GIVEN TASK
Repeat the full listing, word for word.

GIVEN INFORMATION
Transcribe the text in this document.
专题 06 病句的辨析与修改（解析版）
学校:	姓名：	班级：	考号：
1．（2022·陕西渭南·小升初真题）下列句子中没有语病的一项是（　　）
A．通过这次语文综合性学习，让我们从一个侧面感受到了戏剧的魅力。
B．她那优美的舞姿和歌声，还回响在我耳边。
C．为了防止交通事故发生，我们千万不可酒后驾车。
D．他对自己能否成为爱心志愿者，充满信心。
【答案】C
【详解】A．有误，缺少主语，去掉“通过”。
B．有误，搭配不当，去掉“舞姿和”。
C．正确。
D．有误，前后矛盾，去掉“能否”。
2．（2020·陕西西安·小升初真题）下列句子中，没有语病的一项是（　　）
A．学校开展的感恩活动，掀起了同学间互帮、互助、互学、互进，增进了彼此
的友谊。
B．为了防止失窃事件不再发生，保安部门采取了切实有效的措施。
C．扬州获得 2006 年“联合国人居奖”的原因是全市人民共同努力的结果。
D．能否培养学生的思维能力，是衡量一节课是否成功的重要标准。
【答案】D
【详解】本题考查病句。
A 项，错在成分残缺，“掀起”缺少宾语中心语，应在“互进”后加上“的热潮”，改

ANSWER FOR THE TASK
Transcribe the text in this document.
专题 06 病句的辨析与修改（解析版）
学校:	姓名：	班级：	考号：
1．（2022·陕西渭南·小升初真题）下列句子中没有语病的一项是（　　）
A．通过这次语文综合性学习，让我们从一个侧面感受到了戏剧的魅力。
B．她那优美的舞姿和歌声，还回响在我耳边。
C．为了防止交通事故发生，我们千万不可酒后驾车。
D．他对自己能否成为爱心志愿者，充满信心。
【答案】C
【详解】A．有误，缺少主语，去掉“通过”。
B．有误，搭配不当，去掉“舞姿和”。
C．正确。
D．有误，前后矛盾，去掉“能否”。
2．（2020·陕西西安·小升初真题）下列句子中，没有语病的一项是（　　）
A．学校开展的感恩活动，掀起了同学间互帮、互助、互学、互进，增进了彼此
的友谊。
B．为了防止失窃事件不再发生，保安部门采取了切实有效的措施。
C．扬州获得 2006 年“联合国人居奖”的原因是全市人民共同努力的结果。
D．能否培养学生的思维能力，是衡量一节课是否成功的重要标准。
【答案】D
【详解】本题考查病句。
A 项，错在成分残缺，“掀起”缺少宾语中心语，应在“互进”后加上“的热潮”，改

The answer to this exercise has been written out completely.